▶ _Problem requirements_:
Provide only the number of lines in the data below that contain the word "supports".

[Records]
****

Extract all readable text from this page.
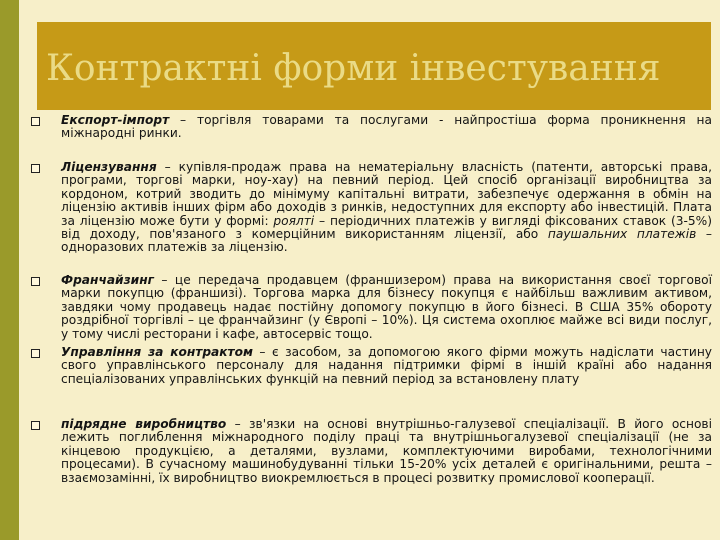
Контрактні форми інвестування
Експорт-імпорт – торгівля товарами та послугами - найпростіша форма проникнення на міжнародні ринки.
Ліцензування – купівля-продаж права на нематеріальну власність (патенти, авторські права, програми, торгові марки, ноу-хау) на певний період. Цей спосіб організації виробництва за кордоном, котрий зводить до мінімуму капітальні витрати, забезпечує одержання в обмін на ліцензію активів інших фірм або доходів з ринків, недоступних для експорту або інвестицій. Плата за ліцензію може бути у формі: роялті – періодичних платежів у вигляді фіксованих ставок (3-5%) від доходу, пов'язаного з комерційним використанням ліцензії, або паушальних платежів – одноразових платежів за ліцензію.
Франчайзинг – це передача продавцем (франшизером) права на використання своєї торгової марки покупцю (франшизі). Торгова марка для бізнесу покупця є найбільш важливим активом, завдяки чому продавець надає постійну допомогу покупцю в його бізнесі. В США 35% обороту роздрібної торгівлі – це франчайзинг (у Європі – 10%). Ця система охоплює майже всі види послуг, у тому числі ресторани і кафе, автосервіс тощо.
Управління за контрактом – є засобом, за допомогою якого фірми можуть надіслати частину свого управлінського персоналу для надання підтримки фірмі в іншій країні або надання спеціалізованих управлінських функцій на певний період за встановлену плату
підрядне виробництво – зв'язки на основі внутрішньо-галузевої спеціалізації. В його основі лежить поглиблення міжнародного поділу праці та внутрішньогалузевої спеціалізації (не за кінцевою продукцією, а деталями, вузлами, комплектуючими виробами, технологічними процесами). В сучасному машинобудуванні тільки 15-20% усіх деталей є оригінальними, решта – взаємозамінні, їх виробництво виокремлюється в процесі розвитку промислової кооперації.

****

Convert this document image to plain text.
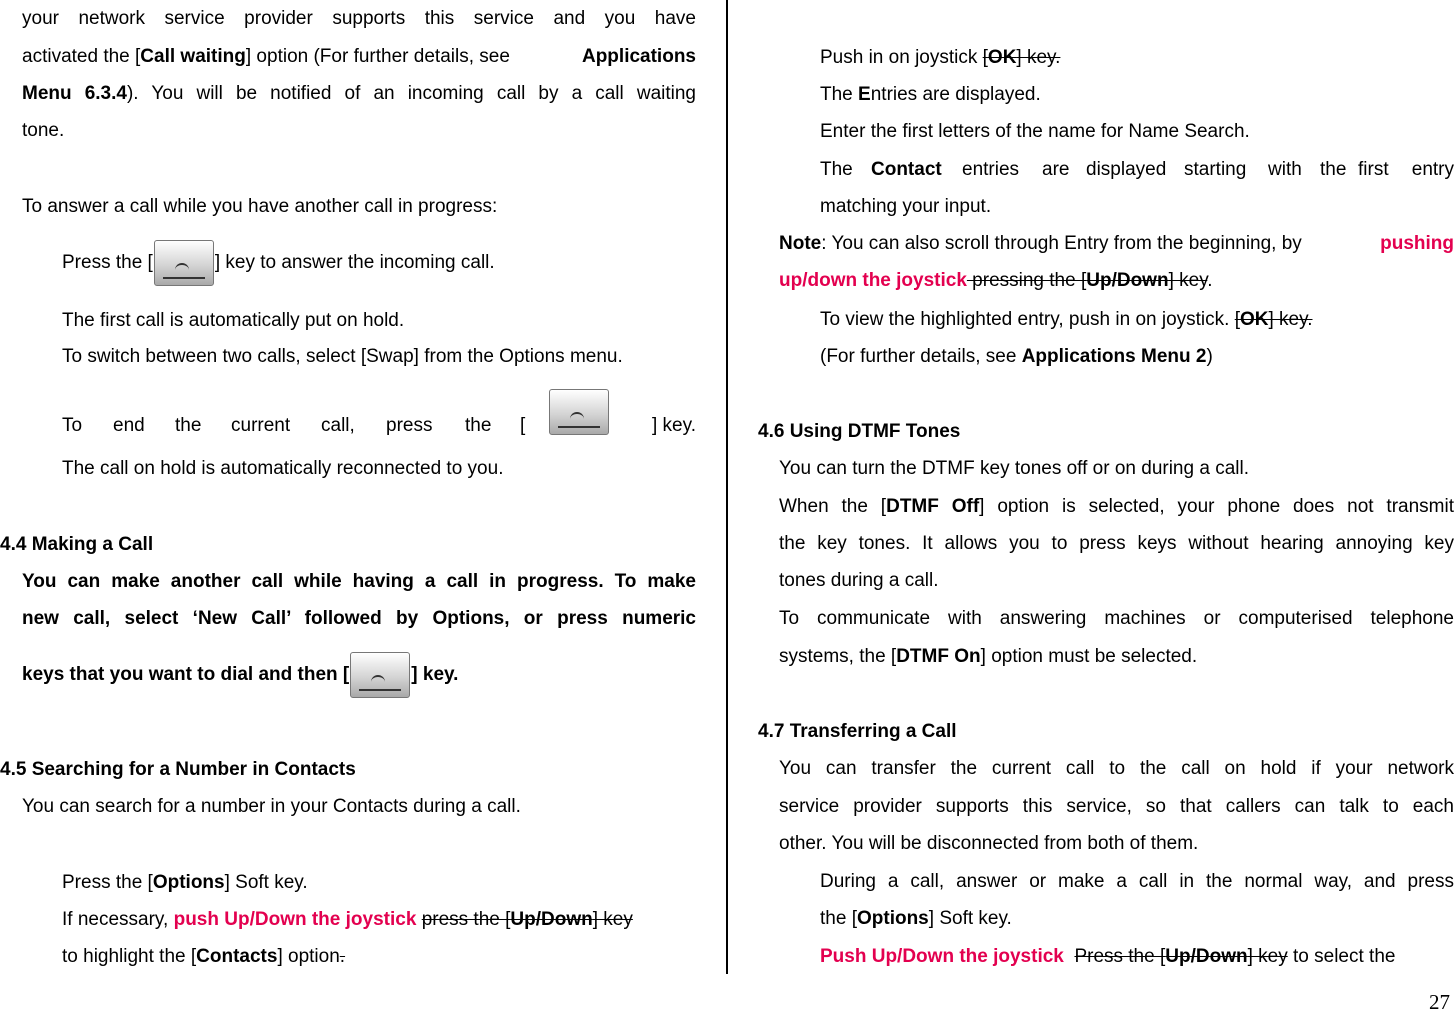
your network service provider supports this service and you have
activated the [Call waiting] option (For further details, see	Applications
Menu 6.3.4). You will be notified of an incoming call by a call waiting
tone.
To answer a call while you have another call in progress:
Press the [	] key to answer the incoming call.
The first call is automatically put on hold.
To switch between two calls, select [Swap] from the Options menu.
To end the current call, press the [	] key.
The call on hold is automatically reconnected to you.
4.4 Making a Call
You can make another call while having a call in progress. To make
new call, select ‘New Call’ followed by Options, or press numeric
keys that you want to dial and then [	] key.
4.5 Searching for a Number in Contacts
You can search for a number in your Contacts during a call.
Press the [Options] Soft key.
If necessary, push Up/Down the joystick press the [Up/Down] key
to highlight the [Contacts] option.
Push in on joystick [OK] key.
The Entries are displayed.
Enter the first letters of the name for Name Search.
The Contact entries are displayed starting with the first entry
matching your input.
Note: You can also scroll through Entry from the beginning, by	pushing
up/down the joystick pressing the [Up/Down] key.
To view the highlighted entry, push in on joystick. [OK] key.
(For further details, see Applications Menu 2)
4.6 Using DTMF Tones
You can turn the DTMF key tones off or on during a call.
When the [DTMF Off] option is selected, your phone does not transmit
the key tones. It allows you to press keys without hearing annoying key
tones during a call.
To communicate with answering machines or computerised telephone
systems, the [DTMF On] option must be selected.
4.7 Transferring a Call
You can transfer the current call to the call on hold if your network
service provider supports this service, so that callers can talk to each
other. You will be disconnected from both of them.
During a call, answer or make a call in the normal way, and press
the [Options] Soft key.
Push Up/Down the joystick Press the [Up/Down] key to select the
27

****

▶ _In response_:
2